Stored data entries:
►

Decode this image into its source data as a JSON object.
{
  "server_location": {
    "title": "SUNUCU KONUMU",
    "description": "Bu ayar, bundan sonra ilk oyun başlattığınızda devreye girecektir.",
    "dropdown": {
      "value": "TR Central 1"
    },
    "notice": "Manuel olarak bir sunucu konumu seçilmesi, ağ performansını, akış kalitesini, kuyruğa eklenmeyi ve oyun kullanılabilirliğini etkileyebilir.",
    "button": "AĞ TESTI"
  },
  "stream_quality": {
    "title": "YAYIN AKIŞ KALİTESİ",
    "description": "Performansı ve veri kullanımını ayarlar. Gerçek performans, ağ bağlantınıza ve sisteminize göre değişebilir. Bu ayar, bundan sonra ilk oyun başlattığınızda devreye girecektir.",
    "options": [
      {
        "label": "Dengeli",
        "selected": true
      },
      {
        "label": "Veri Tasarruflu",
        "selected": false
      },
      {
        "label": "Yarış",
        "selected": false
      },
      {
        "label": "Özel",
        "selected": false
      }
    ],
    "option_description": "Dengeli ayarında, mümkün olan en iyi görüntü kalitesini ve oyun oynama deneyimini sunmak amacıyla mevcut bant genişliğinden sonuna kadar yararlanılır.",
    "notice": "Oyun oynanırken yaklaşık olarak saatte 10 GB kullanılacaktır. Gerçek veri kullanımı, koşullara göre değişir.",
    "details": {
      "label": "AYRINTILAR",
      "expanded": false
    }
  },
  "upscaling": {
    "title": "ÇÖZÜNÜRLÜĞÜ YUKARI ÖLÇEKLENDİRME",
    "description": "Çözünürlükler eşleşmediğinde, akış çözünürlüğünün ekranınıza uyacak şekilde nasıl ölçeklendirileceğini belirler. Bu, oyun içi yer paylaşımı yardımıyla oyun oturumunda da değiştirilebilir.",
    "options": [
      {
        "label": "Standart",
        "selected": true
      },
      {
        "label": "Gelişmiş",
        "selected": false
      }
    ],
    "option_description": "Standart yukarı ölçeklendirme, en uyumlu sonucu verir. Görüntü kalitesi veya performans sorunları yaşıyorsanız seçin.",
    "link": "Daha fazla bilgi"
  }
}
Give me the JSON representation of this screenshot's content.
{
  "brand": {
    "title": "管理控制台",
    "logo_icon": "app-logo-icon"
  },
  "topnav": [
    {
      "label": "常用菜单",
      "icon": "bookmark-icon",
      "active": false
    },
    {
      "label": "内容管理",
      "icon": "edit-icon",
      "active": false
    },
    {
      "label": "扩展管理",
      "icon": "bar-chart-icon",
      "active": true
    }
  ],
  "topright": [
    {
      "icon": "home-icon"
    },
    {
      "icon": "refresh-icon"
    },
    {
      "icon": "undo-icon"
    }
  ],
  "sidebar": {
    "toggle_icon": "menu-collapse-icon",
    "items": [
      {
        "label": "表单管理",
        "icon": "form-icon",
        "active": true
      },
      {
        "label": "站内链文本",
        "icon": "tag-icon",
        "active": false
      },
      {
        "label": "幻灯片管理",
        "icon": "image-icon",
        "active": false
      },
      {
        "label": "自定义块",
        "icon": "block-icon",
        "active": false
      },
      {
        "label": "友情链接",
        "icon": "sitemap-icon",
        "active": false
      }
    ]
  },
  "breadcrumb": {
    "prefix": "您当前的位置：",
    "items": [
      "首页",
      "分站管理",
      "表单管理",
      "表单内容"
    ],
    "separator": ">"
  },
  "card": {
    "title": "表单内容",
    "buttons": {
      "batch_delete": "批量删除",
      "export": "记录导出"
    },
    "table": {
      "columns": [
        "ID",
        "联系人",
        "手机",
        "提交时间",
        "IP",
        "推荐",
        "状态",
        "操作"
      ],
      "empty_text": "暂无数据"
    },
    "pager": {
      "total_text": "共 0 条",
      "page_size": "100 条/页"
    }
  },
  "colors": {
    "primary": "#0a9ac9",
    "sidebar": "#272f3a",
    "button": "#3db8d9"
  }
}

◄

Return only the lines running from the line with "Give me the" to the last line of the records, both included, exactly as written.

Give me the JSON representation of this screenshot's content.
{
  "brand": {
    "title": "管理控制台",
    "logo_icon": "app-logo-icon"
  },
  "topnav": [
    {
      "label": "常用菜单",
      "icon": "bookmark-icon",
      "active": false
    },
    {
      "label": "内容管理",
      "icon": "edit-icon",
      "active": false
    },
    {
      "label": "扩展管理",
      "icon": "bar-chart-icon",
      "active": true
    }
  ],
  "topright": [
    {
      "icon": "home-icon"
    },
    {
      "icon": "refresh-icon"
    },
    {
      "icon": "undo-icon"
    }
  ],
  "sidebar": {
    "toggle_icon": "menu-collapse-icon",
    "items": [
      {
        "label": "表单管理",
        "icon": "form-icon",
        "active": true
      },
      {
        "label": "站内链文本",
        "icon": "tag-icon",
        "active": false
      },
      {
        "label": "幻灯片管理",
        "icon": "image-icon",
        "active": false
      },
      {
        "label": "自定义块",
        "icon": "block-icon",
        "active": false
      },
      {
        "label": "友情链接",
        "icon": "sitemap-icon",
        "active": false
      }
    ]
  },
  "breadcrumb": {
    "prefix": "您当前的位置：",
    "items": [
      "首页",
      "分站管理",
      "表单管理",
      "表单内容"
    ],
    "separator": ">"
  },
  "card": {
    "title": "表单内容",
    "buttons": {
      "batch_delete": "批量删除",
      "export": "记录导出"
    },
    "table": {
      "columns": [
        "ID",
        "联系人",
        "手机",
        "提交时间",
        "IP",
        "推荐",
        "状态",
        "操作"
      ],
      "empty_text": "暂无数据"
    },
    "pager": {
      "total_text": "共 0 条",
      "page_size": "100 条/页"
    }
  },
  "colors": {
    "primary": "#0a9ac9",
    "sidebar": "#272f3a",
    "button": "#3db8d9"
  }
}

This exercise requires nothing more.